■ **To do**
Transcribe the entries exactly; images are not part of the copy.

Data excerpts
*-*-*

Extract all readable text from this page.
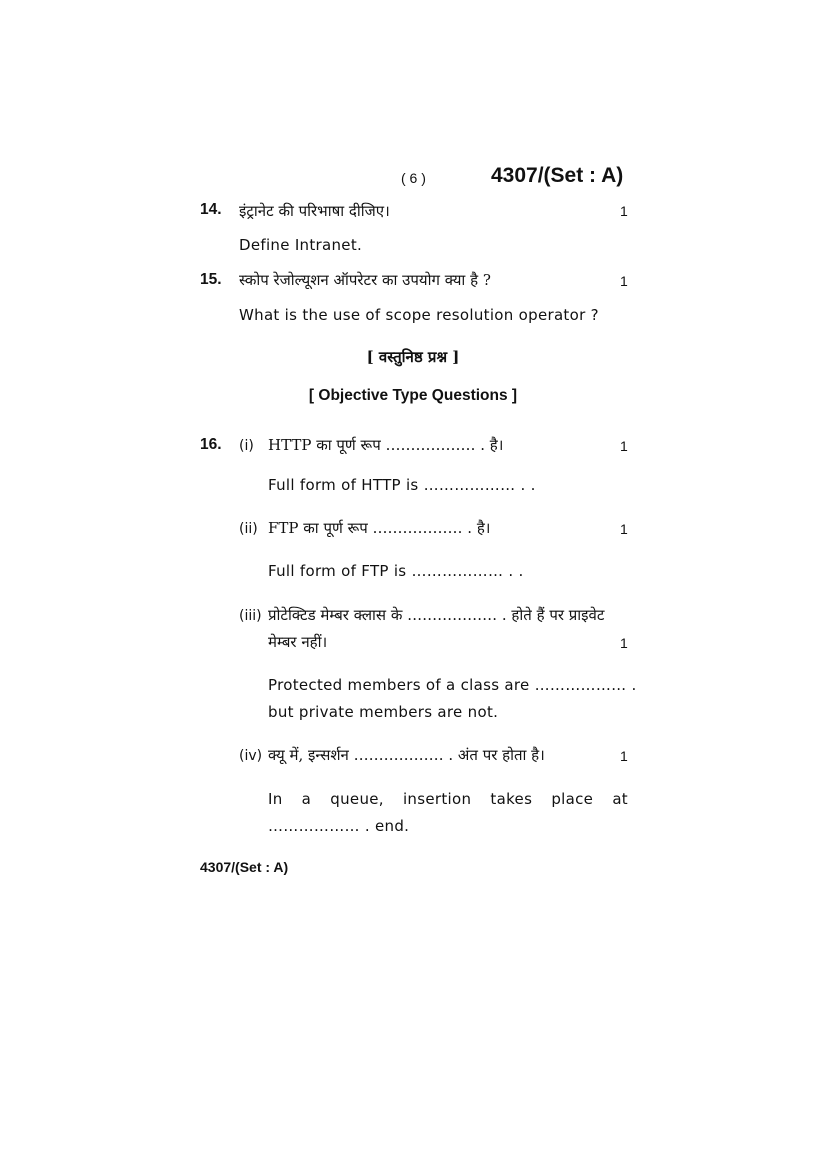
( 6 )	4307/(Set : A)
14. इंट्रानेट की परिभाषा दीजिए।	1
Define Intranet.
15. स्कोप रेजोल्यूशन ऑपरेटर का उपयोग क्या है ?	1
What is the use of scope resolution operator ?
[ वस्तुनिष्ठ प्रश्न ]
[ Objective Type Questions ]
16. (i) HTTP का पूर्ण रूप ……………… . है।	1
Full form of HTTP is ……………… . .
(ii) FTP का पूर्ण रूप ……………… . है।	1
Full form of FTP is ……………… . .
(iii) प्रोटेक्टिड मेम्बर क्लास के ……………… . होते हैं पर प्राइवेट
मेम्बर नहीं।	1
Protected members of a class are ……………… .
but private members are not.
(iv) क्यू में, इन्सर्शन ……………… . अंत पर होता है।	1
In a queue, insertion takes place at
……………… . end.
4307/(Set : A)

*-*-*

■ **Response**
Extract all readable text from this page.
( 6 )	4307/(Set : A)
14. इंट्रानेट की परिभाषा दीजिए।	1
Define Intranet.
15. स्कोप रेजोल्यूशन ऑपरेटर का उपयोग क्या है ?	1
What is the use of scope resolution operator ?
[ वस्तुनिष्ठ प्रश्न ]
[ Objective Type Questions ]
16. (i) HTTP का पूर्ण रूप ……………… . है।	1
Full form of HTTP is ……………… . .
(ii) FTP का पूर्ण रूप ……………… . है।	1
Full form of FTP is ……………… . .
(iii) प्रोटेक्टिड मेम्बर क्लास के ……………… . होते हैं पर प्राइवेट
मेम्बर नहीं।	1
Protected members of a class are ……………… .
but private members are not.
(iv) क्यू में, इन्सर्शन ……………… . अंत पर होता है।	1
In a queue, insertion takes place at
……………… . end.
4307/(Set : A)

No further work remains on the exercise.